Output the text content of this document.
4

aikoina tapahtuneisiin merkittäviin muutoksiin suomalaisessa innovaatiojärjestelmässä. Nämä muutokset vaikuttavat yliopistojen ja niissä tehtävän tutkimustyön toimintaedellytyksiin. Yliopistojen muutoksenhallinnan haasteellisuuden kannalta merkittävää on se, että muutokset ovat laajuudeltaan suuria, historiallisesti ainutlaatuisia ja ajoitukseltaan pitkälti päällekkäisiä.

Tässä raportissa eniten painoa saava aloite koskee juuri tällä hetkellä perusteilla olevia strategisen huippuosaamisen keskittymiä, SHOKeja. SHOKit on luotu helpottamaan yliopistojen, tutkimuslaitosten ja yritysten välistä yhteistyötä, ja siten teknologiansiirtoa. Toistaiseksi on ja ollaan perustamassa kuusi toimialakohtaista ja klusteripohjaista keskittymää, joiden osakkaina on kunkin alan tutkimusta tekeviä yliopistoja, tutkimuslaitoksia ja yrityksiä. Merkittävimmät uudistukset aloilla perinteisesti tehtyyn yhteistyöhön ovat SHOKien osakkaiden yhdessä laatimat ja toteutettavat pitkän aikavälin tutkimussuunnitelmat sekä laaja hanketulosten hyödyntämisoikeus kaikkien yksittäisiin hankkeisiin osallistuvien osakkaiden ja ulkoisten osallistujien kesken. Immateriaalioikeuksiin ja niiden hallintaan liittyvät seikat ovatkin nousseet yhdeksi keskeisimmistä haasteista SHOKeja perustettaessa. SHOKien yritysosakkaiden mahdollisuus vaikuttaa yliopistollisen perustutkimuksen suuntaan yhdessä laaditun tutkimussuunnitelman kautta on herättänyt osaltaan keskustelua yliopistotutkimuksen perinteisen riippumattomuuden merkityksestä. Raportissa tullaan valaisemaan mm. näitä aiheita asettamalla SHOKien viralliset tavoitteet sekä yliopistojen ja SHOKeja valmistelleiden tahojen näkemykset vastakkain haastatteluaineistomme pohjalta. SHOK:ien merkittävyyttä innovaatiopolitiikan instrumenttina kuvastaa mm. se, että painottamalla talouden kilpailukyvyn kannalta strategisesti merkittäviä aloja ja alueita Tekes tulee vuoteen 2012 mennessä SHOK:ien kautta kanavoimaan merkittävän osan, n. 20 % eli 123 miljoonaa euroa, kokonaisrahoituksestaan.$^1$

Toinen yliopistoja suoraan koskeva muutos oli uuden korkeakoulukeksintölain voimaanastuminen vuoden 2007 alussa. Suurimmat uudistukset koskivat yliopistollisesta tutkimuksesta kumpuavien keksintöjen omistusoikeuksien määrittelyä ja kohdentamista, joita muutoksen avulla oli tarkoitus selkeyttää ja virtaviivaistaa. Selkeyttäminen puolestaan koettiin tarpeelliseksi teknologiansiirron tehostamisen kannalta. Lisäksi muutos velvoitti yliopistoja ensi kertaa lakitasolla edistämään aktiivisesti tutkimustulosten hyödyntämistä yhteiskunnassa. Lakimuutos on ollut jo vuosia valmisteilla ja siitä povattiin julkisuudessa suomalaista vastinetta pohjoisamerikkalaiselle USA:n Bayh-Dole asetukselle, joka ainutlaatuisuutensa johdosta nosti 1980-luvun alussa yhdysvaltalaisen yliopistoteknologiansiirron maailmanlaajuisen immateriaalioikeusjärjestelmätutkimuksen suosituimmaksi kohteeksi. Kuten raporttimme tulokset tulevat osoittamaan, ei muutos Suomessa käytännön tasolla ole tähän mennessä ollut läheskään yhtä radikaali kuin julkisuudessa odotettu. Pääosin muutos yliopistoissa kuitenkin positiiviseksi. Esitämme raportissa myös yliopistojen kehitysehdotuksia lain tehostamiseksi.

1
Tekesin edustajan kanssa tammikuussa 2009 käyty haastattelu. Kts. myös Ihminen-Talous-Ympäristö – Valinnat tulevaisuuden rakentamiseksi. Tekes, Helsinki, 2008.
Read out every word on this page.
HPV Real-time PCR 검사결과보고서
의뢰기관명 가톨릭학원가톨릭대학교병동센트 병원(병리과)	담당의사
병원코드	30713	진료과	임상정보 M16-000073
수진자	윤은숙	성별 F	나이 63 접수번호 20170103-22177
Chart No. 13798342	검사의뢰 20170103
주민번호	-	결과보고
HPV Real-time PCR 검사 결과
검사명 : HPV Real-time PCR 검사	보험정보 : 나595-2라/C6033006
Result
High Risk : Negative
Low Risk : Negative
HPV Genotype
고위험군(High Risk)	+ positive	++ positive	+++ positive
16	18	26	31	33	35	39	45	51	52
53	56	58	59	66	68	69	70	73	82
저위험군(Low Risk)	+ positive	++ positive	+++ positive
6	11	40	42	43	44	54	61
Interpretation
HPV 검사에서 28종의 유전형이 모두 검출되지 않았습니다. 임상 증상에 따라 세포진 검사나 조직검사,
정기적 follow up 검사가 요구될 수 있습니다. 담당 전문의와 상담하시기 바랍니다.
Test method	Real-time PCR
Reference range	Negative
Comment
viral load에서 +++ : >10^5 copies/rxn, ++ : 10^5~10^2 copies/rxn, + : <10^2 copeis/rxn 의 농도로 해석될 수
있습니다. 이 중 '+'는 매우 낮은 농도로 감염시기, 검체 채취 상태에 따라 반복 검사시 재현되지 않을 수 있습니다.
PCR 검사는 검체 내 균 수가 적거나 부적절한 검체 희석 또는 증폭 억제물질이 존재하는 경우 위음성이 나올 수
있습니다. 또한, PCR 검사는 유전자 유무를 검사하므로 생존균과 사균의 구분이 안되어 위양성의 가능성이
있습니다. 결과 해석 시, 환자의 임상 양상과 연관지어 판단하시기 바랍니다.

::::::::::

## Aim of the exercise
Using the listing above, show each line with the word "High" in it.

## Solution to this exercise
High Risk : Negative
고위험군(High Risk)	+ positive	++ positive	+++ positive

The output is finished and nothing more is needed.